EXERCISE TASK. Repeat the whole listing exactly.

Records:
--*--
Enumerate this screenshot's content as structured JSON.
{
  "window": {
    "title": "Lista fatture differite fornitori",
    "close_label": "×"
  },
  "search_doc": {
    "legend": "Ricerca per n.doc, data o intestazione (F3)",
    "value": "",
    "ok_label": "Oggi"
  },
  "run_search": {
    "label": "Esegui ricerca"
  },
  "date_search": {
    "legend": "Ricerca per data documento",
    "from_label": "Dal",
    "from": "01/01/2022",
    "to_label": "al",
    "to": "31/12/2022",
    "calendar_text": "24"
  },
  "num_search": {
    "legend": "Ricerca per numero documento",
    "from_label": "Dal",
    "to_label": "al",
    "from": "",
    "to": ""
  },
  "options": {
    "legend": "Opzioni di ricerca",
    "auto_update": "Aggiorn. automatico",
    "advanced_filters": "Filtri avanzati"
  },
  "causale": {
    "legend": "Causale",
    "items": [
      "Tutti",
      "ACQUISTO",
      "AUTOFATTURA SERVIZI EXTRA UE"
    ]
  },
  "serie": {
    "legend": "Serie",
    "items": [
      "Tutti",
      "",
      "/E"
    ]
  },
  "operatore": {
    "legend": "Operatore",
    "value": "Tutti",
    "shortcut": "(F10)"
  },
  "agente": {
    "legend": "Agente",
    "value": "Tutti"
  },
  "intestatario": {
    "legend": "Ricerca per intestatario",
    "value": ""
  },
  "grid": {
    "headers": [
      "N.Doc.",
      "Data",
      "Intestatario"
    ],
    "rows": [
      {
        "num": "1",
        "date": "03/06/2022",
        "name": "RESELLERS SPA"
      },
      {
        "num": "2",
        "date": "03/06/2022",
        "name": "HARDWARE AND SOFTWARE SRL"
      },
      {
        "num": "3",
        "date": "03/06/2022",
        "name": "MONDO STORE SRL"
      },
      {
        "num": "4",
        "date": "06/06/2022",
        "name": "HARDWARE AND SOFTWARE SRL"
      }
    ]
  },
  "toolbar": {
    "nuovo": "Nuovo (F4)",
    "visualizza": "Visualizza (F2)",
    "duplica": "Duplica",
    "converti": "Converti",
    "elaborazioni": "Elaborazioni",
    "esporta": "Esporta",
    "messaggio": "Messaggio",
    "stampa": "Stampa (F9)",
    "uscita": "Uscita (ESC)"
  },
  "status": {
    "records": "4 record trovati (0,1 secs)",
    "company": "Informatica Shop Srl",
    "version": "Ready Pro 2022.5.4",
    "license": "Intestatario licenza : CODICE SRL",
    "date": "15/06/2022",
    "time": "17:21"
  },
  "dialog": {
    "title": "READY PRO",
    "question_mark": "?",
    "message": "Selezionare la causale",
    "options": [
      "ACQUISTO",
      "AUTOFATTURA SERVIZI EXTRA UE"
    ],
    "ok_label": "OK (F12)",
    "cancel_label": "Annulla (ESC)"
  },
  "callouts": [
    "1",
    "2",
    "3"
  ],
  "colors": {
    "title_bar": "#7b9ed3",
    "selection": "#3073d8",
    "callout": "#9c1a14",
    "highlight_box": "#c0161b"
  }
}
--*--
ANSWER TO THE PROBLEM.
Enumerate this screenshot's content as structured JSON.
{
  "window": {
    "title": "Lista fatture differite fornitori",
    "close_label": "×"
  },
  "search_doc": {
    "legend": "Ricerca per n.doc, data o intestazione (F3)",
    "value": "",
    "ok_label": "Oggi"
  },
  "run_search": {
    "label": "Esegui ricerca"
  },
  "date_search": {
    "legend": "Ricerca per data documento",
    "from_label": "Dal",
    "from": "01/01/2022",
    "to_label": "al",
    "to": "31/12/2022",
    "calendar_text": "24"
  },
  "num_search": {
    "legend": "Ricerca per numero documento",
    "from_label": "Dal",
    "to_label": "al",
    "from": "",
    "to": ""
  },
  "options": {
    "legend": "Opzioni di ricerca",
    "auto_update": "Aggiorn. automatico",
    "advanced_filters": "Filtri avanzati"
  },
  "causale": {
    "legend": "Causale",
    "items": [
      "Tutti",
      "ACQUISTO",
      "AUTOFATTURA SERVIZI EXTRA UE"
    ]
  },
  "serie": {
    "legend": "Serie",
    "items": [
      "Tutti",
      "",
      "/E"
    ]
  },
  "operatore": {
    "legend": "Operatore",
    "value": "Tutti",
    "shortcut": "(F10)"
  },
  "agente": {
    "legend": "Agente",
    "value": "Tutti"
  },
  "intestatario": {
    "legend": "Ricerca per intestatario",
    "value": ""
  },
  "grid": {
    "headers": [
      "N.Doc.",
      "Data",
      "Intestatario"
    ],
    "rows": [
      {
        "num": "1",
        "date": "03/06/2022",
        "name": "RESELLERS SPA"
      },
      {
        "num": "2",
        "date": "03/06/2022",
        "name": "HARDWARE AND SOFTWARE SRL"
      },
      {
        "num": "3",
        "date": "03/06/2022",
        "name": "MONDO STORE SRL"
      },
      {
        "num": "4",
        "date": "06/06/2022",
        "name": "HARDWARE AND SOFTWARE SRL"
      }
    ]
  },
  "toolbar": {
    "nuovo": "Nuovo (F4)",
    "visualizza": "Visualizza (F2)",
    "duplica": "Duplica",
    "converti": "Converti",
    "elaborazioni": "Elaborazioni",
    "esporta": "Esporta",
    "messaggio": "Messaggio",
    "stampa": "Stampa (F9)",
    "uscita": "Uscita (ESC)"
  },
  "status": {
    "records": "4 record trovati (0,1 secs)",
    "company": "Informatica Shop Srl",
    "version": "Ready Pro 2022.5.4",
    "license": "Intestatario licenza : CODICE SRL",
    "date": "15/06/2022",
    "time": "17:21"
  },
  "dialog": {
    "title": "READY PRO",
    "question_mark": "?",
    "message": "Selezionare la causale",
    "options": [
      "ACQUISTO",
      "AUTOFATTURA SERVIZI EXTRA UE"
    ],
    "ok_label": "OK (F12)",
    "cancel_label": "Annulla (ESC)"
  },
  "callouts": [
    "1",
    "2",
    "3"
  ],
  "colors": {
    "title_bar": "#7b9ed3",
    "selection": "#3073d8",
    "callout": "#9c1a14",
    "highlight_box": "#c0161b"
  }
}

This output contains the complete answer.